# Objective
Repeat the whole of the data, keeping every detail the same.

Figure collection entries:

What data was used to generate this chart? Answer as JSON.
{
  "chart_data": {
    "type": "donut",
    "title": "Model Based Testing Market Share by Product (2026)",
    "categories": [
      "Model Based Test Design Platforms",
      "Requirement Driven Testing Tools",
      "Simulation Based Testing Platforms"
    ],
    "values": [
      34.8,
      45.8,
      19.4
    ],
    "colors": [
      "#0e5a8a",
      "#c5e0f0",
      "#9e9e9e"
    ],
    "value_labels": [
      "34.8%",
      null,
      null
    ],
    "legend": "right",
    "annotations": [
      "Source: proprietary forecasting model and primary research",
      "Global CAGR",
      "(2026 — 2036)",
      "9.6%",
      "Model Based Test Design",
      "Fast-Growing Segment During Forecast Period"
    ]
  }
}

# Result for this exercise
What data was used to generate this chart? Answer as JSON.
{
  "chart_data": {
    "type": "donut",
    "title": "Model Based Testing Market Share by Product (2026)",
    "categories": [
      "Model Based Test Design Platforms",
      "Requirement Driven Testing Tools",
      "Simulation Based Testing Platforms"
    ],
    "values": [
      34.8,
      45.8,
      19.4
    ],
    "colors": [
      "#0e5a8a",
      "#c5e0f0",
      "#9e9e9e"
    ],
    "value_labels": [
      "34.8%",
      null,
      null
    ],
    "legend": "right",
    "annotations": [
      "Source: proprietary forecasting model and primary research",
      "Global CAGR",
      "(2026 — 2036)",
      "9.6%",
      "Model Based Test Design",
      "Fast-Growing Segment During Forecast Period"
    ]
  }
}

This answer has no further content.